TASK TO CARRY OUT » Where a line holds the word "color", copy that line.

DATA SUPPLIED »
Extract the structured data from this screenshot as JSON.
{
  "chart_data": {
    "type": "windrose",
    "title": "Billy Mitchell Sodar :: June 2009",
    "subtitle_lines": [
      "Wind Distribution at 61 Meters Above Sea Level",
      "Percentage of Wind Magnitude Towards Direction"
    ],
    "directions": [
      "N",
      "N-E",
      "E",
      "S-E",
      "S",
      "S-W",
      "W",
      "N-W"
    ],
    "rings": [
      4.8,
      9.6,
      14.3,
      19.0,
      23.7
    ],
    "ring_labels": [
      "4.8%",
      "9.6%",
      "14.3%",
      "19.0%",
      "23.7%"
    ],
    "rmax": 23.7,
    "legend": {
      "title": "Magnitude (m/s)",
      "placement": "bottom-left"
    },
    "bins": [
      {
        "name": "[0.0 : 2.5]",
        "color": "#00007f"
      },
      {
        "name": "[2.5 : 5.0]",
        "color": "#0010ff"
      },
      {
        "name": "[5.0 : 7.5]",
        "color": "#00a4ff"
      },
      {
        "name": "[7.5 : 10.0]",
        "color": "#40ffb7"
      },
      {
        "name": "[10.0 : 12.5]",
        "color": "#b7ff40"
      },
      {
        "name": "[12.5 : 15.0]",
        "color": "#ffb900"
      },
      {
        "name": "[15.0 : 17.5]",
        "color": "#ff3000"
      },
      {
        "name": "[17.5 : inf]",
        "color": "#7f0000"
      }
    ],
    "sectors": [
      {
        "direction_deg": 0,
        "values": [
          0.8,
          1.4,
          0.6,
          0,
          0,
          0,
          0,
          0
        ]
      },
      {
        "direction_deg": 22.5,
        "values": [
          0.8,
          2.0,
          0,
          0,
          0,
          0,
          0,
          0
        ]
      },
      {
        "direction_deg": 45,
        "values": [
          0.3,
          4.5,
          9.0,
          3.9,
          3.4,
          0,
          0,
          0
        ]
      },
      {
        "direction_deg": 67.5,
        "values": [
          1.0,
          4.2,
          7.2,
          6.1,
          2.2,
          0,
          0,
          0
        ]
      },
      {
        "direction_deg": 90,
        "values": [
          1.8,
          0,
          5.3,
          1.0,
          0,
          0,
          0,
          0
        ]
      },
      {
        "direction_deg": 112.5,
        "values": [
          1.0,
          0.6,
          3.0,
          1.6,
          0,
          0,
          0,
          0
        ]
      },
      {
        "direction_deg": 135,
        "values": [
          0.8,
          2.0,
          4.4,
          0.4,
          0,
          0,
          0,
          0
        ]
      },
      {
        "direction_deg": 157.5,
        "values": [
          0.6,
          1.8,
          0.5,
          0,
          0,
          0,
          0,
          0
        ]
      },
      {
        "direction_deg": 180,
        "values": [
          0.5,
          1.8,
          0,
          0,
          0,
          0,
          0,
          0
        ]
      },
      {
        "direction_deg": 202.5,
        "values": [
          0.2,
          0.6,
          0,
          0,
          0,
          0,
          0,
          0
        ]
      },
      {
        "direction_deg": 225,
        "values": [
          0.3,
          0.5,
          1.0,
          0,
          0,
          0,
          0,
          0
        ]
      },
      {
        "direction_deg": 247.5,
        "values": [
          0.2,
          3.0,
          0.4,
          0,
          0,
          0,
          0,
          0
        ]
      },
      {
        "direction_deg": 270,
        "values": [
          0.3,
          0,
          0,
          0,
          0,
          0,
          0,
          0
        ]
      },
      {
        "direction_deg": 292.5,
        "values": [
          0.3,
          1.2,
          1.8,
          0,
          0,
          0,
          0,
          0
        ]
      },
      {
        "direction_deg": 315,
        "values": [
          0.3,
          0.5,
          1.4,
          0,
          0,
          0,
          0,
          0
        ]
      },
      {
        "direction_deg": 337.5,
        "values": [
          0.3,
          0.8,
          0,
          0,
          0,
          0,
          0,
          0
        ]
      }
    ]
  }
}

TASK SOLUTION »
        "color": "#00007f"
        "color": "#0010ff"
        "color": "#00a4ff"
        "color": "#40ffb7"
        "color": "#b7ff40"
        "color": "#ffb900"
        "color": "#ff3000"
        "color": "#7f0000"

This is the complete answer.